→ **TAREFA 1**
Substitua "column-label" por "column-header" nas linhas do conjunto de dados, começando na primeira linha e terminando na linha que contém "230, 559, 242]". Mantenha todo o resto igual e devolva só essas linhas.

Máquinas de Luz. 1º. Forum da Imagem Técnica.
Debate paoleb + Cezar Migliorin, Muti Randolph e Cao Guimarães - quarta feira dia 28 às 19h no Cine Glória.
Recebi com alegria o convite para participar do debate sobre a interação entre suportes e linguagens no evento Máquinas de Luz. Dizia assim:
“Além da interação cinema, vídeo, fotografia, música e artes plásticas, recentemente vemos as artes cênicas incorporando dispositivos imagéticos e tecnológicos na concepção cenográfica dos espetáculos.”
Mais oportuno impossível: meus trabalhos cada vez mais caminham na direção da contaminação da cena de teatro/dança/performance por práticas audiovisuais. Minhas questões: como a presença da projeção, ou do monitor, se relaciona com o espetáculo cênico, como pode potencializar, dialogar, pôr em dúvida ou reforçar uma cena que acontece ao vivo – lembrando que a própria imagem projetada ou transmitida na TV pode também ela estar sendo gerada ao vivo. Então é justamente esta possibilidade da imagem – virtualidade – de adicionar camadas à realidade da cena que anda me interessando na minha pesquisa hoje.

Linhas do conjunto de dados:

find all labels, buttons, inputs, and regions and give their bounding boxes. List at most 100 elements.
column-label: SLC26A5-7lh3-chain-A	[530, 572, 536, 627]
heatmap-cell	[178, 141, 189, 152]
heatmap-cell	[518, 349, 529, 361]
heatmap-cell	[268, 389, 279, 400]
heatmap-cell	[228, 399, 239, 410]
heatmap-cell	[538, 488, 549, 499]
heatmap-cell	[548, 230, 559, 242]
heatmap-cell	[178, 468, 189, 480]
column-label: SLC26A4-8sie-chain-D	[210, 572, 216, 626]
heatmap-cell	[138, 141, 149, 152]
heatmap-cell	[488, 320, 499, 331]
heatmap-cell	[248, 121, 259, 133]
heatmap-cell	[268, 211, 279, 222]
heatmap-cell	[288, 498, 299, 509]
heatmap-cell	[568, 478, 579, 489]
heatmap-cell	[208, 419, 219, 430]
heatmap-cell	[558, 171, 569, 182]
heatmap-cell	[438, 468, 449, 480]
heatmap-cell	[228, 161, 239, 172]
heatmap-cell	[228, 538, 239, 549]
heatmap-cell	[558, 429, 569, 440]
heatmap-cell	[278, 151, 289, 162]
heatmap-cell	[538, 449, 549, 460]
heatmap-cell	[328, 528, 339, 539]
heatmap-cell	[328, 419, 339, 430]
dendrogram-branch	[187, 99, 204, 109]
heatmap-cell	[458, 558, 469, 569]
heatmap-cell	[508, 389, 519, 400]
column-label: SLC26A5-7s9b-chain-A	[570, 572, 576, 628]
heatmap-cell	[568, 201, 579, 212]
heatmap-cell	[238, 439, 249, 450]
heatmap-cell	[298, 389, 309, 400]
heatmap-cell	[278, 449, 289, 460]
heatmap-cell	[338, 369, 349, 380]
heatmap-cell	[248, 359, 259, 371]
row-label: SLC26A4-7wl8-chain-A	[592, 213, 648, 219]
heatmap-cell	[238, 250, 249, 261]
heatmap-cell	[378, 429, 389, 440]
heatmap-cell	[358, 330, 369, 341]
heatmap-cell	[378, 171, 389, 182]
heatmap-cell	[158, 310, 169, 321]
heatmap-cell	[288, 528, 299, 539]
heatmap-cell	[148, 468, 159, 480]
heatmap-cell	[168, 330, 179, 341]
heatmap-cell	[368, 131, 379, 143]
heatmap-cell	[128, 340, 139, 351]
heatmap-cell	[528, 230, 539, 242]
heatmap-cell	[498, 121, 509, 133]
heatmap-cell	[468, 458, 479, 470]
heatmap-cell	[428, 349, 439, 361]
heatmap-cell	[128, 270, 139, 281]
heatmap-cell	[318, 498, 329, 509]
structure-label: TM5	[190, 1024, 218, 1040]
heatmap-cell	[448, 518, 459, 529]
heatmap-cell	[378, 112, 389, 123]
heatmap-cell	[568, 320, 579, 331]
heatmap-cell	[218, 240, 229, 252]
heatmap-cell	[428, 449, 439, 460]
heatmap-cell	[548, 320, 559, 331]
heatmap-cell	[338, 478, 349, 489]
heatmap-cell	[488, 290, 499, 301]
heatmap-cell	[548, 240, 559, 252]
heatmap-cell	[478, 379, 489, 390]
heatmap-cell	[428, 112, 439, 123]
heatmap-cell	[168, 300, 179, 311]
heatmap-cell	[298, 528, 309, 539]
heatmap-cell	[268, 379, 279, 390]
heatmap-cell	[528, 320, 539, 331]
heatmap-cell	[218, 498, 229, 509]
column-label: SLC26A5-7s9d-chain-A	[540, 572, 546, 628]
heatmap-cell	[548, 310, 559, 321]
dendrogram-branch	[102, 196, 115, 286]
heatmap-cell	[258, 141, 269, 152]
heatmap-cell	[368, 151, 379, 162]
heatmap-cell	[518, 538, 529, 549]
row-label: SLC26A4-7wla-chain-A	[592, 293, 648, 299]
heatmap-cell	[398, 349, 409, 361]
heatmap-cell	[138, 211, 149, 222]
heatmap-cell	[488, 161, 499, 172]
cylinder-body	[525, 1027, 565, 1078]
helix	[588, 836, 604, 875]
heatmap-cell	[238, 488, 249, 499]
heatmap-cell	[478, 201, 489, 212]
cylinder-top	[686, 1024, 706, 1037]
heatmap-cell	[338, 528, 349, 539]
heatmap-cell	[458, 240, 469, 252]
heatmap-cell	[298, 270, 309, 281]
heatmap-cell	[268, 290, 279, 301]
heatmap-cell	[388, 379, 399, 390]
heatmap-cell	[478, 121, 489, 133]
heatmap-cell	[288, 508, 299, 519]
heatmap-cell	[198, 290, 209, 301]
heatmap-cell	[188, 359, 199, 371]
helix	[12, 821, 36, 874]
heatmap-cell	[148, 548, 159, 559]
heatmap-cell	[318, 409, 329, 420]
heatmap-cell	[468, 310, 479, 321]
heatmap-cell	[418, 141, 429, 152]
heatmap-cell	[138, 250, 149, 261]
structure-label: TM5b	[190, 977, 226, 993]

→ **TAREFA 2**
Reproduza fielmente a parte do trecho que começa em "Mais oportuno impossível: meus" e termina em "minha pesquisa hoje.".

→ **RESPOSTA ESPERADA 1**
find all labels, buttons, inputs, and regions and give their bounding boxes. List at most 100 elements.
column-header: SLC26A5-7lh3-chain-A	[530, 572, 536, 627]
heatmap-cell	[178, 141, 189, 152]
heatmap-cell	[518, 349, 529, 361]
heatmap-cell	[268, 389, 279, 400]
heatmap-cell	[228, 399, 239, 410]
heatmap-cell	[538, 488, 549, 499]
heatmap-cell	[548, 230, 559, 242]

→ **RESPOSTA ESPERADA 2**
Mais oportuno impossível: meus trabalhos cada vez mais caminham na direção da contaminação da cena de teatro/dança/performance por práticas audiovisuais. Minhas questões: como a presença da projeção, ou do monitor, se relaciona com o espetáculo cênico, como pode potencializar, dialogar, pôr em dúvida ou reforçar uma cena que acontece ao vivo – lembrando que a própria imagem projetada ou transmitida na TV pode também ela estar sendo gerada ao vivo. Então é justamente esta possibilidade da imagem – virtualidade – de adicionar camadas à realidade da cena que anda me interessando na minha pesquisa hoje.